**WHAT YOU ARE ASKED TO DO**
Extract the complete data exactly as given.
══════
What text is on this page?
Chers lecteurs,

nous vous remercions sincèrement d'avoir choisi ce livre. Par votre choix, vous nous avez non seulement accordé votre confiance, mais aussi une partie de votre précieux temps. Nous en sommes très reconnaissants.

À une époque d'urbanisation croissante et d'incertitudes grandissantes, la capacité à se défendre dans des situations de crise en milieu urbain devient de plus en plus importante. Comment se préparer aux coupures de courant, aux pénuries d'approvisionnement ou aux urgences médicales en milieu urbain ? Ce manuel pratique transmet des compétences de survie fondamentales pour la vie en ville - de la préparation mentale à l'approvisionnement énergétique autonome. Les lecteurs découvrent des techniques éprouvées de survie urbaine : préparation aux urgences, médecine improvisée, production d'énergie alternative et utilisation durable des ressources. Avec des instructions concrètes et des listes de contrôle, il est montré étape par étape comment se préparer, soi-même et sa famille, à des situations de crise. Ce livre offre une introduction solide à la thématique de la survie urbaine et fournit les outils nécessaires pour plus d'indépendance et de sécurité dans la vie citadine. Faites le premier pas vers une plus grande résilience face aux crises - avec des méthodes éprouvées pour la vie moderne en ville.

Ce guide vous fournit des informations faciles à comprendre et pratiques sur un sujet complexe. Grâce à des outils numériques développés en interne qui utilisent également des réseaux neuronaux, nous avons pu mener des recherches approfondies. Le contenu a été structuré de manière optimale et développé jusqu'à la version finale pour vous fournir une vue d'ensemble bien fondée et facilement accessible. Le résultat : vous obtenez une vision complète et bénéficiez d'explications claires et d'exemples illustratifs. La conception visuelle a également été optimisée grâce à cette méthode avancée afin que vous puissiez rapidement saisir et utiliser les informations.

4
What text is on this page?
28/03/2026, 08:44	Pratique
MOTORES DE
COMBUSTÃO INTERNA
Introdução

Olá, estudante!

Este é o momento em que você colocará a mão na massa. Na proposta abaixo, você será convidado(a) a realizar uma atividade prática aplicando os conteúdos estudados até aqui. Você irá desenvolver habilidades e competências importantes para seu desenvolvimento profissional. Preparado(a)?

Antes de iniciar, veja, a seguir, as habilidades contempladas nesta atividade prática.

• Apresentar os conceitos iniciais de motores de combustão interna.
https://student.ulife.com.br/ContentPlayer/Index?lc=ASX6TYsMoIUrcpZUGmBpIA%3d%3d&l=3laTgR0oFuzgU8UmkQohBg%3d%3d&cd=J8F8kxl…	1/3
══════
**ANSWER TO THE PROBLEM**
What text is on this page?
Chers lecteurs,

nous vous remercions sincèrement d'avoir choisi ce livre. Par votre choix, vous nous avez non seulement accordé votre confiance, mais aussi une partie de votre précieux temps. Nous en sommes très reconnaissants.

À une époque d'urbanisation croissante et d'incertitudes grandissantes, la capacité à se défendre dans des situations de crise en milieu urbain devient de plus en plus importante. Comment se préparer aux coupures de courant, aux pénuries d'approvisionnement ou aux urgences médicales en milieu urbain ? Ce manuel pratique transmet des compétences de survie fondamentales pour la vie en ville - de la préparation mentale à l'approvisionnement énergétique autonome. Les lecteurs découvrent des techniques éprouvées de survie urbaine : préparation aux urgences, médecine improvisée, production d'énergie alternative et utilisation durable des ressources. Avec des instructions concrètes et des listes de contrôle, il est montré étape par étape comment se préparer, soi-même et sa famille, à des situations de crise. Ce livre offre une introduction solide à la thématique de la survie urbaine et fournit les outils nécessaires pour plus d'indépendance et de sécurité dans la vie citadine. Faites le premier pas vers une plus grande résilience face aux crises - avec des méthodes éprouvées pour la vie moderne en ville.

Ce guide vous fournit des informations faciles à comprendre et pratiques sur un sujet complexe. Grâce à des outils numériques développés en interne qui utilisent également des réseaux neuronaux, nous avons pu mener des recherches approfondies. Le contenu a été structuré de manière optimale et développé jusqu'à la version finale pour vous fournir une vue d'ensemble bien fondée et facilement accessible. Le résultat : vous obtenez une vision complète et bénéficiez d'explications claires et d'exemples illustratifs. La conception visuelle a également été optimisée grâce à cette méthode avancée afin que vous puissiez rapidement saisir et utiliser les informations.

4
What text is on this page?
28/03/2026, 08:44	Pratique
MOTORES DE
COMBUSTÃO INTERNA
Introdução

Olá, estudante!

Este é o momento em que você colocará a mão na massa. Na proposta abaixo, você será convidado(a) a realizar uma atividade prática aplicando os conteúdos estudados até aqui. Você irá desenvolver habilidades e competências importantes para seu desenvolvimento profissional. Preparado(a)?

Antes de iniciar, veja, a seguir, as habilidades contempladas nesta atividade prática.

• Apresentar os conceitos iniciais de motores de combustão interna.
https://student.ulife.com.br/ContentPlayer/Index?lc=ASX6TYsMoIUrcpZUGmBpIA%3d%3d&l=3laTgR0oFuzgU8UmkQohBg%3d%3d&cd=J8F8kxl…	1/3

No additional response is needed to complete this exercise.